The listing below is to be output in its exact form.

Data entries
--------------------------------

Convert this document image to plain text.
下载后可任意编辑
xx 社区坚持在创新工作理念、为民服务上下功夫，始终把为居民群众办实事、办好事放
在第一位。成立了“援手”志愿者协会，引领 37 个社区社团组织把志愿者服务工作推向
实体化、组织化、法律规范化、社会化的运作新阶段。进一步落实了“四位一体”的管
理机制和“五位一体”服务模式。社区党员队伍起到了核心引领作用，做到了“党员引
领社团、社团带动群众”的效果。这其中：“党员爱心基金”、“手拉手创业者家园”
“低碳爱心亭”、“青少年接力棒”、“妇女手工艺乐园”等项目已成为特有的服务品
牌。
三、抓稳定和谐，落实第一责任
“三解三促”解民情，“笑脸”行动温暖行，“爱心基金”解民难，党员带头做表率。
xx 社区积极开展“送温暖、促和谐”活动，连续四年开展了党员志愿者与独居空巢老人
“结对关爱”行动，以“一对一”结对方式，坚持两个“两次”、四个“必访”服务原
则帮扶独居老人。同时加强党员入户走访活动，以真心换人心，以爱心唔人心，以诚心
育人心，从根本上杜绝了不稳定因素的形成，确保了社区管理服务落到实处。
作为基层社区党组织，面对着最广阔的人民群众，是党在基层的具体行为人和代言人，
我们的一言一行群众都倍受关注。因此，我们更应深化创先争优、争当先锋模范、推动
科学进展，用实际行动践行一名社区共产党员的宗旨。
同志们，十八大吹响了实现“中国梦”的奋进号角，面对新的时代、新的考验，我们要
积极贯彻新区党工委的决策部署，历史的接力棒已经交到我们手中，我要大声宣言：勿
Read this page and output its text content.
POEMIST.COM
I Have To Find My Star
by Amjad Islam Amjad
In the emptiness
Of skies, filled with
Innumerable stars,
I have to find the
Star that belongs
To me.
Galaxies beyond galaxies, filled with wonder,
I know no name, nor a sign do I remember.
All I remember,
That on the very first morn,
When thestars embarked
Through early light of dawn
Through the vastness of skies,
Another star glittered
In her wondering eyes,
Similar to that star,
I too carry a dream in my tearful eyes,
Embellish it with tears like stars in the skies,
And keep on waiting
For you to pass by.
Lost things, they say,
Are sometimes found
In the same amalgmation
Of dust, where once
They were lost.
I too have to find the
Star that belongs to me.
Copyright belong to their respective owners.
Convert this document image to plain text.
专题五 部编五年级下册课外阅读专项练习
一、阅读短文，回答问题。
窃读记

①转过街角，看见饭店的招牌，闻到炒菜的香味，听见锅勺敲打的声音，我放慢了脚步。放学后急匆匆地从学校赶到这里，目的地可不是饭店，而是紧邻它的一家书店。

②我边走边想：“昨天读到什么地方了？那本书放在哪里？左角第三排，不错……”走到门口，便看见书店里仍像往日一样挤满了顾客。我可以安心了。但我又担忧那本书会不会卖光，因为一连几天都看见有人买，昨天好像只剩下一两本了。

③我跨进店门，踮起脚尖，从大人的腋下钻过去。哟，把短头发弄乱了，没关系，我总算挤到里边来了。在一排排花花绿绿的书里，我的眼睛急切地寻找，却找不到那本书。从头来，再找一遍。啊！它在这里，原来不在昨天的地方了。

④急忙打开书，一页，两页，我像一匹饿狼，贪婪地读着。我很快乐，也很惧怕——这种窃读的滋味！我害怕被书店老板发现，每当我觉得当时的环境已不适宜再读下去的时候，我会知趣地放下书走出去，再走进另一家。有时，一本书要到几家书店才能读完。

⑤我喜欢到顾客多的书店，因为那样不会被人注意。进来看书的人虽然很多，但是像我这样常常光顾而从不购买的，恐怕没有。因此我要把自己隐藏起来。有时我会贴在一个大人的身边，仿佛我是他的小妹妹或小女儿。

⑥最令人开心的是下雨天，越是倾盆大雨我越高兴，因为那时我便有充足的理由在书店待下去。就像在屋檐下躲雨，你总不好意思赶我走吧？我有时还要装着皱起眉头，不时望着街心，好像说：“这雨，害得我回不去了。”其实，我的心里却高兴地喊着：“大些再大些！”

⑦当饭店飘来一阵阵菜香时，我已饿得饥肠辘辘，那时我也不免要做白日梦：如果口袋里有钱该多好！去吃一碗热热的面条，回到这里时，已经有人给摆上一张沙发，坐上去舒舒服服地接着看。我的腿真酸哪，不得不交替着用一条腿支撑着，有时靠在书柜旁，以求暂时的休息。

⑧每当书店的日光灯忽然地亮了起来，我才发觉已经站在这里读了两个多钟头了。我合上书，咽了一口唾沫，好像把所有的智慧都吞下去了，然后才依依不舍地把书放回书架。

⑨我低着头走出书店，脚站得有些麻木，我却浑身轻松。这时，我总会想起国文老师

--------------------------------

* _WRITTEN REPLY_
Convert this document image to plain text.
下载后可任意编辑
xx 社区坚持在创新工作理念、为民服务上下功夫，始终把为居民群众办实事、办好事放
在第一位。成立了“援手”志愿者协会，引领 37 个社区社团组织把志愿者服务工作推向
实体化、组织化、法律规范化、社会化的运作新阶段。进一步落实了“四位一体”的管
理机制和“五位一体”服务模式。社区党员队伍起到了核心引领作用，做到了“党员引
领社团、社团带动群众”的效果。这其中：“党员爱心基金”、“手拉手创业者家园”
“低碳爱心亭”、“青少年接力棒”、“妇女手工艺乐园”等项目已成为特有的服务品
牌。
三、抓稳定和谐，落实第一责任
“三解三促”解民情，“笑脸”行动温暖行，“爱心基金”解民难，党员带头做表率。
xx 社区积极开展“送温暖、促和谐”活动，连续四年开展了党员志愿者与独居空巢老人
“结对关爱”行动，以“一对一”结对方式，坚持两个“两次”、四个“必访”服务原
则帮扶独居老人。同时加强党员入户走访活动，以真心换人心，以爱心唔人心，以诚心
育人心，从根本上杜绝了不稳定因素的形成，确保了社区管理服务落到实处。
作为基层社区党组织，面对着最广阔的人民群众，是党在基层的具体行为人和代言人，
我们的一言一行群众都倍受关注。因此，我们更应深化创先争优、争当先锋模范、推动
科学进展，用实际行动践行一名社区共产党员的宗旨。
同志们，十八大吹响了实现“中国梦”的奋进号角，面对新的时代、新的考验，我们要
积极贯彻新区党工委的决策部署，历史的接力棒已经交到我们手中，我要大声宣言：勿
Read this page and output its text content.
POEMIST.COM
I Have To Find My Star
by Amjad Islam Amjad
In the emptiness
Of skies, filled with
Innumerable stars,
I have to find the
Star that belongs
To me.
Galaxies beyond galaxies, filled with wonder,
I know no name, nor a sign do I remember.
All I remember,
That on the very first morn,
When thestars embarked
Through early light of dawn
Through the vastness of skies,
Another star glittered
In her wondering eyes,
Similar to that star,
I too carry a dream in my tearful eyes,
Embellish it with tears like stars in the skies,
And keep on waiting
For you to pass by.
Lost things, they say,
Are sometimes found
In the same amalgmation
Of dust, where once
They were lost.
I too have to find the
Star that belongs to me.
Copyright belong to their respective owners.
Convert this document image to plain text.
专题五 部编五年级下册课外阅读专项练习
一、阅读短文，回答问题。
窃读记

①转过街角，看见饭店的招牌，闻到炒菜的香味，听见锅勺敲打的声音，我放慢了脚步。放学后急匆匆地从学校赶到这里，目的地可不是饭店，而是紧邻它的一家书店。

②我边走边想：“昨天读到什么地方了？那本书放在哪里？左角第三排，不错……”走到门口，便看见书店里仍像往日一样挤满了顾客。我可以安心了。但我又担忧那本书会不会卖光，因为一连几天都看见有人买，昨天好像只剩下一两本了。

③我跨进店门，踮起脚尖，从大人的腋下钻过去。哟，把短头发弄乱了，没关系，我总算挤到里边来了。在一排排花花绿绿的书里，我的眼睛急切地寻找，却找不到那本书。从头来，再找一遍。啊！它在这里，原来不在昨天的地方了。

④急忙打开书，一页，两页，我像一匹饿狼，贪婪地读着。我很快乐，也很惧怕——这种窃读的滋味！我害怕被书店老板发现，每当我觉得当时的环境已不适宜再读下去的时候，我会知趣地放下书走出去，再走进另一家。有时，一本书要到几家书店才能读完。

⑤我喜欢到顾客多的书店，因为那样不会被人注意。进来看书的人虽然很多，但是像我这样常常光顾而从不购买的，恐怕没有。因此我要把自己隐藏起来。有时我会贴在一个大人的身边，仿佛我是他的小妹妹或小女儿。

⑥最令人开心的是下雨天，越是倾盆大雨我越高兴，因为那时我便有充足的理由在书店待下去。就像在屋檐下躲雨，你总不好意思赶我走吧？我有时还要装着皱起眉头，不时望着街心，好像说：“这雨，害得我回不去了。”其实，我的心里却高兴地喊着：“大些再大些！”

⑦当饭店飘来一阵阵菜香时，我已饿得饥肠辘辘，那时我也不免要做白日梦：如果口袋里有钱该多好！去吃一碗热热的面条，回到这里时，已经有人给摆上一张沙发，坐上去舒舒服服地接着看。我的腿真酸哪，不得不交替着用一条腿支撑着，有时靠在书柜旁，以求暂时的休息。

⑧每当书店的日光灯忽然地亮了起来，我才发觉已经站在这里读了两个多钟头了。我合上书，咽了一口唾沫，好像把所有的智慧都吞下去了，然后才依依不舍地把书放回书架。

⑨我低着头走出书店，脚站得有些麻木，我却浑身轻松。这时，我总会想起国文老师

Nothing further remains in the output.